Stored data entries
>> Start

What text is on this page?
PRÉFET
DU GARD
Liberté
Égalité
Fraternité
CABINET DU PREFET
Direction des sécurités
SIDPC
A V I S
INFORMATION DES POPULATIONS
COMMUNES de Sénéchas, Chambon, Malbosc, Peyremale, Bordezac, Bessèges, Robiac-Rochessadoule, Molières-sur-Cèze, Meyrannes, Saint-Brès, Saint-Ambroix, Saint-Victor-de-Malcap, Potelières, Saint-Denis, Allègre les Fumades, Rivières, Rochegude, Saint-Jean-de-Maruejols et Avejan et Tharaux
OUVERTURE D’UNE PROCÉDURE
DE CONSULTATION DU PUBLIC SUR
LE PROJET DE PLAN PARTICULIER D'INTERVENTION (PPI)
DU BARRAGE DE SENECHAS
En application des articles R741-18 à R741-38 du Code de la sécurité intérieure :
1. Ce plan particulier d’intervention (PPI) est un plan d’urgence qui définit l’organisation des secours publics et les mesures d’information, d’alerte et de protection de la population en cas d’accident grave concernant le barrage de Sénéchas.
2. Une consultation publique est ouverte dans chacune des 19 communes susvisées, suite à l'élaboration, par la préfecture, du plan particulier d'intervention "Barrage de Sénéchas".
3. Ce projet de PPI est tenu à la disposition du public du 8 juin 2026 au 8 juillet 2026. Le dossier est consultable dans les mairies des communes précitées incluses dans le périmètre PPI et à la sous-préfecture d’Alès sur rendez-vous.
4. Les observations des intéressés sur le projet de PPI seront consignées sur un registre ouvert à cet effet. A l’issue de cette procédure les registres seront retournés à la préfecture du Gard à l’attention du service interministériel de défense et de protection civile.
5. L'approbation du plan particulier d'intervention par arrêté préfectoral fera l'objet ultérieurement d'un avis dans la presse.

>> End

(EXERCISE PROMPT): Reproduce the material precisely, including every line.

(EXERCISE RESULT):
What text is on this page?
PRÉFET
DU GARD
Liberté
Égalité
Fraternité
CABINET DU PREFET
Direction des sécurités
SIDPC
A V I S
INFORMATION DES POPULATIONS
COMMUNES de Sénéchas, Chambon, Malbosc, Peyremale, Bordezac, Bessèges, Robiac-Rochessadoule, Molières-sur-Cèze, Meyrannes, Saint-Brès, Saint-Ambroix, Saint-Victor-de-Malcap, Potelières, Saint-Denis, Allègre les Fumades, Rivières, Rochegude, Saint-Jean-de-Maruejols et Avejan et Tharaux
OUVERTURE D’UNE PROCÉDURE
DE CONSULTATION DU PUBLIC SUR
LE PROJET DE PLAN PARTICULIER D'INTERVENTION (PPI)
DU BARRAGE DE SENECHAS
En application des articles R741-18 à R741-38 du Code de la sécurité intérieure :
1. Ce plan particulier d’intervention (PPI) est un plan d’urgence qui définit l’organisation des secours publics et les mesures d’information, d’alerte et de protection de la population en cas d’accident grave concernant le barrage de Sénéchas.
2. Une consultation publique est ouverte dans chacune des 19 communes susvisées, suite à l'élaboration, par la préfecture, du plan particulier d'intervention "Barrage de Sénéchas".
3. Ce projet de PPI est tenu à la disposition du public du 8 juin 2026 au 8 juillet 2026. Le dossier est consultable dans les mairies des communes précitées incluses dans le périmètre PPI et à la sous-préfecture d’Alès sur rendez-vous.
4. Les observations des intéressés sur le projet de PPI seront consignées sur un registre ouvert à cet effet. A l’issue de cette procédure les registres seront retournés à la préfecture du Gard à l’attention du service interministériel de défense et de protection civile.
5. L'approbation du plan particulier d'intervention par arrêté préfectoral fera l'objet ultérieurement d'un avis dans la presse.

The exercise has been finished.